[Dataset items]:
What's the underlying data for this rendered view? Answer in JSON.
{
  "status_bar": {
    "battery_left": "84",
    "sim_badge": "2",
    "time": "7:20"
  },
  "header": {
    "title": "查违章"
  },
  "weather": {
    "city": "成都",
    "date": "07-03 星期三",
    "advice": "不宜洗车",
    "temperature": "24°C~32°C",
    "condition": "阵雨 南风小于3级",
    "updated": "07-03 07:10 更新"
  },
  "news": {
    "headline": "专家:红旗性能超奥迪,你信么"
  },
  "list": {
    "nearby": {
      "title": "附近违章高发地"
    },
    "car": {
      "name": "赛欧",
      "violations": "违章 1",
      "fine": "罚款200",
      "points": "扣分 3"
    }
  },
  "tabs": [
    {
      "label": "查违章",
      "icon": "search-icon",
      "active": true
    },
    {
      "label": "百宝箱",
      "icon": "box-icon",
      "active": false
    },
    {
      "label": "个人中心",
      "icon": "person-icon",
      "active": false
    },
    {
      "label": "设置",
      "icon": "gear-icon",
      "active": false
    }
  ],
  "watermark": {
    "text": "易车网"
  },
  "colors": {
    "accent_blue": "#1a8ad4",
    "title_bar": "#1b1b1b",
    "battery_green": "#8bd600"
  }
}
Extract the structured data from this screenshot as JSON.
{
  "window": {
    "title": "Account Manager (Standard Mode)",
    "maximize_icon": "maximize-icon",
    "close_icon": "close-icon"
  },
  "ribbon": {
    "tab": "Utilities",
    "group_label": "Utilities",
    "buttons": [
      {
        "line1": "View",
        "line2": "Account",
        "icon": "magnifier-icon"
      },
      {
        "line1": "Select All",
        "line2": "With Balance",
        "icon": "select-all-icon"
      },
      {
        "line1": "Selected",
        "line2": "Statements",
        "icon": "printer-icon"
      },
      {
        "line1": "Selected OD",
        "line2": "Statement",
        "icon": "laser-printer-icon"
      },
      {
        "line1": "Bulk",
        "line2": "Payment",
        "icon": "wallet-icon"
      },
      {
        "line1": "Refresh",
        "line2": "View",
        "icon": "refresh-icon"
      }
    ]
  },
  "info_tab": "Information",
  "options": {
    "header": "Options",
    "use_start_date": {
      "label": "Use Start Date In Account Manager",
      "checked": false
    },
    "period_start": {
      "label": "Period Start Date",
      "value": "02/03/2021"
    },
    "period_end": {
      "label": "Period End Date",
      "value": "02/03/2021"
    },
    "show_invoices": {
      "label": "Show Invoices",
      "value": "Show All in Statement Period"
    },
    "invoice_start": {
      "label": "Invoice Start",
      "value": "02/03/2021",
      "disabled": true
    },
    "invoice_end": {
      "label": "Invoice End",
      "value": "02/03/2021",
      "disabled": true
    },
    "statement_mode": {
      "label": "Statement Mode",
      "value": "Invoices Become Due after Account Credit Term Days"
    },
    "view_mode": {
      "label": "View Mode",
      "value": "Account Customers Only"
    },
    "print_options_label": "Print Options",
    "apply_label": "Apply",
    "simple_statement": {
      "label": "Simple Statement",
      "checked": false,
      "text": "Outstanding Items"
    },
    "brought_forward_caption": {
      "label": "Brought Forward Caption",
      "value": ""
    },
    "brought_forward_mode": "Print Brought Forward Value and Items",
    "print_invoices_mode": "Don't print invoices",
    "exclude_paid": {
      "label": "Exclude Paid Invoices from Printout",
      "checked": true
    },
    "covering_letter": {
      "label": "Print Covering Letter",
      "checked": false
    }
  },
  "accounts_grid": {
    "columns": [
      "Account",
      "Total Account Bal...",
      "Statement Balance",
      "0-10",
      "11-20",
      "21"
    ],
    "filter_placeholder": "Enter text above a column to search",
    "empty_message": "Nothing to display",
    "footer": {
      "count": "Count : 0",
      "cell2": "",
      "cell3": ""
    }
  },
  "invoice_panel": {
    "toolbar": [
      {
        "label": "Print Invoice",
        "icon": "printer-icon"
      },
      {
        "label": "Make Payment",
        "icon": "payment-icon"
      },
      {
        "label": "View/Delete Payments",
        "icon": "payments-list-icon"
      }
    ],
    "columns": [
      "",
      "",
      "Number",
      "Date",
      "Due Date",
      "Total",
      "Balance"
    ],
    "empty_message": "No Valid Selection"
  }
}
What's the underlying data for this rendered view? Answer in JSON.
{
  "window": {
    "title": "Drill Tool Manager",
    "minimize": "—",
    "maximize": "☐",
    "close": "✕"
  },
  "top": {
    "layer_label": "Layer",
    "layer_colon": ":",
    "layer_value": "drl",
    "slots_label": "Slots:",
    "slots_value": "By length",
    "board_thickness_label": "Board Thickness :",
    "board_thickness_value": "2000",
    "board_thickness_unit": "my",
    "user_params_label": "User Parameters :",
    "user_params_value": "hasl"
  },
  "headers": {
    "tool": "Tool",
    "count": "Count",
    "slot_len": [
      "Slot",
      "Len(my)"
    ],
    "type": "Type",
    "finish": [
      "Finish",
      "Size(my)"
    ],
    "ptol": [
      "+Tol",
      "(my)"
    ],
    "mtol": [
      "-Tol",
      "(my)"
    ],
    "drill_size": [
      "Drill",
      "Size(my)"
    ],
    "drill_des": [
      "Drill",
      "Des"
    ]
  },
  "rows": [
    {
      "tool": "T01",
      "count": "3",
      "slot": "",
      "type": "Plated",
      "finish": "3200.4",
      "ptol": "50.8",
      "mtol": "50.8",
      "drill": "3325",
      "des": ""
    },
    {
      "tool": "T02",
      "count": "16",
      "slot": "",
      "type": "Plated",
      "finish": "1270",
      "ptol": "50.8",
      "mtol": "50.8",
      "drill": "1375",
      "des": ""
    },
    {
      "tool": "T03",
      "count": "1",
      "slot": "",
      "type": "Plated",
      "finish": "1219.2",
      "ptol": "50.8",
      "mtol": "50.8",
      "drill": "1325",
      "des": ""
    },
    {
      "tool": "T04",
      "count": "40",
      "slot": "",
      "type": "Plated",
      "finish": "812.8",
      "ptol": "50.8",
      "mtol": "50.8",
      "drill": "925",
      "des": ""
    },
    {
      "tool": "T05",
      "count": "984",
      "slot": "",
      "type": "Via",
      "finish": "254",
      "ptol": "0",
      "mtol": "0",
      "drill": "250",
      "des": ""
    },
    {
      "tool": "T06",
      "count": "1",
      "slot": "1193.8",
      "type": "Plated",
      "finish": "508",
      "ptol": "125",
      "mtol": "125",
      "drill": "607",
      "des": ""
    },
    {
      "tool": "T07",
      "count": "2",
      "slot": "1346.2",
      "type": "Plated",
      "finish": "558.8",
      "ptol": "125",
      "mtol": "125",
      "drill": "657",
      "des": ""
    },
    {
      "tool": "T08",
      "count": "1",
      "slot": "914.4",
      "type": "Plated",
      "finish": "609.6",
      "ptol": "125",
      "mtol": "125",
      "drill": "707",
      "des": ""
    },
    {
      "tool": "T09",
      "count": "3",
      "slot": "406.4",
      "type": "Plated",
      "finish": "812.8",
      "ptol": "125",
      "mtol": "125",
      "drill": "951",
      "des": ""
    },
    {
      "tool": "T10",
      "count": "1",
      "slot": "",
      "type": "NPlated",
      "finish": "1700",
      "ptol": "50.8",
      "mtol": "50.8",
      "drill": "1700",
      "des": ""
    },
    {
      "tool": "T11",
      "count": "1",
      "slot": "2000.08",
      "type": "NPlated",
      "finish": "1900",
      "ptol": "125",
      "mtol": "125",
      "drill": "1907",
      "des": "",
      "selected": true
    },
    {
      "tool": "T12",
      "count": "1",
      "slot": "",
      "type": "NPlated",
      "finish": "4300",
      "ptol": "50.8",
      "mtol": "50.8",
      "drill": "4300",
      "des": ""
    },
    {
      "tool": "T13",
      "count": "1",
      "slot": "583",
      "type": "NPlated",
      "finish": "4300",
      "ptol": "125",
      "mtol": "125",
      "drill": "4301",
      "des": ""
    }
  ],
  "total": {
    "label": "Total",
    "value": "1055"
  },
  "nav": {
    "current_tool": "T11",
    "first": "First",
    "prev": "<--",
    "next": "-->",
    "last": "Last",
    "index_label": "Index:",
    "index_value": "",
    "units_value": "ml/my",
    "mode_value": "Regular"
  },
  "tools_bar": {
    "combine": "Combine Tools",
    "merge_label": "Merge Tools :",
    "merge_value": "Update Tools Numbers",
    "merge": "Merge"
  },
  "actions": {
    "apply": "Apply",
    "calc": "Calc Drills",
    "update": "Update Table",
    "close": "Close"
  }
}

[Request]: Find the word "close" in the material, then list each line that holds it.

[Written response]:
    "close_icon": "close-icon"
    "close": "✕"
    "close": "Close"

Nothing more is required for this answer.